* [MATERIAL FOR THE TASK]:
━━━━━━━━

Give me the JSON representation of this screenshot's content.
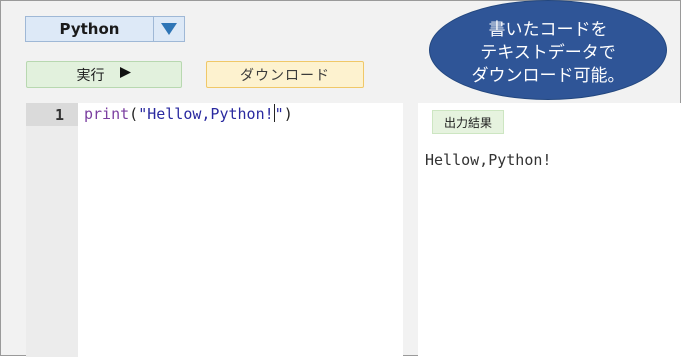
{
  "toolbar": {
    "language": "Python",
    "run_label": "実行",
    "download_label": "ダウンロード"
  },
  "editor": {
    "line_number": "1",
    "code_fn": "print",
    "code_open": "(",
    "code_str_a": "\"Hellow,Python!",
    "code_str_b": "\"",
    "code_close": ")"
  },
  "output": {
    "tab_label": "出力結果",
    "text": "Hellow,Python!"
  },
  "callout": {
    "line1": "書いたコードを",
    "line2": "テキストデータで",
    "line3": "ダウンロード可能。"
  },
  "colors": {
    "accent": "#2f5597",
    "run_bg": "#e2f1dd",
    "download_bg": "#fdf2cf"
  }
}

━━━━━━━━

Repeat the material above word for word, please, apart from its images.

* [EXERCISE RESPONSE]:
Give me the JSON representation of this screenshot's content.
{
  "toolbar": {
    "language": "Python",
    "run_label": "実行",
    "download_label": "ダウンロード"
  },
  "editor": {
    "line_number": "1",
    "code_fn": "print",
    "code_open": "(",
    "code_str_a": "\"Hellow,Python!",
    "code_str_b": "\"",
    "code_close": ")"
  },
  "output": {
    "tab_label": "出力結果",
    "text": "Hellow,Python!"
  },
  "callout": {
    "line1": "書いたコードを",
    "line2": "テキストデータで",
    "line3": "ダウンロード可能。"
  },
  "colors": {
    "accent": "#2f5597",
    "run_bg": "#e2f1dd",
    "download_bg": "#fdf2cf"
  }
}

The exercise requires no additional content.